━━━ Material supplied
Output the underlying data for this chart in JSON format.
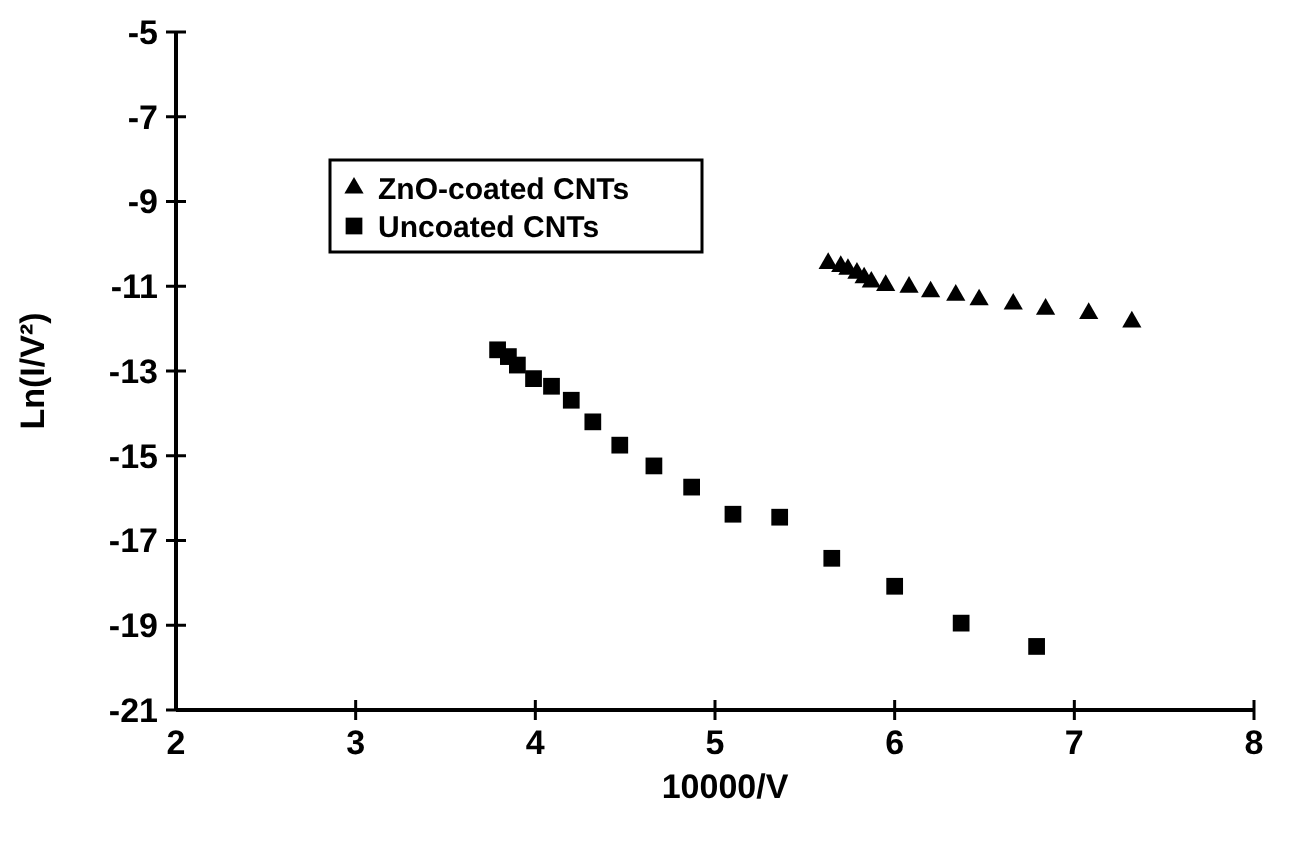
{
  "chart_data": {
    "type": "scatter",
    "xlabel": "10000/V",
    "ylabel": "Ln(I/V²)",
    "xlim": [
      2,
      8
    ],
    "xticks": [
      2,
      3,
      4,
      5,
      6,
      7,
      8
    ],
    "ylim": [
      -21,
      -5
    ],
    "yticks": [
      -21,
      -19,
      -17,
      -15,
      -13,
      -11,
      -9,
      -7,
      -5
    ],
    "grid": false,
    "legend": "top left",
    "series": [
      {
        "name": "ZnO-coated CNTs",
        "color": "#000000",
        "marker": "triangle",
        "x": [
          5.63,
          5.7,
          5.74,
          5.79,
          5.83,
          5.87,
          5.95,
          6.08,
          6.2,
          6.34,
          6.47,
          6.66,
          6.84,
          7.08,
          7.32
        ],
        "values": [
          -10.46,
          -10.53,
          -10.6,
          -10.69,
          -10.8,
          -10.9,
          -10.98,
          -11.02,
          -11.13,
          -11.21,
          -11.32,
          -11.42,
          -11.54,
          -11.64,
          -11.84
        ]
      },
      {
        "name": "Uncoated CNTs",
        "color": "#000000",
        "marker": "square",
        "x": [
          3.79,
          3.85,
          3.9,
          3.99,
          4.09,
          4.2,
          4.32,
          4.47,
          4.66,
          4.87,
          5.1,
          5.36,
          5.65,
          6.0,
          6.37,
          6.79
        ],
        "values": [
          -12.5,
          -12.66,
          -12.86,
          -13.18,
          -13.36,
          -13.69,
          -14.2,
          -14.75,
          -15.24,
          -15.74,
          -16.38,
          -16.45,
          -17.42,
          -18.08,
          -18.95,
          -19.5
        ]
      }
    ]
  }
}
━━━━━━
Your goal –
Give only the number of lines in the material above where the string "name" appears.

Answer in full –
2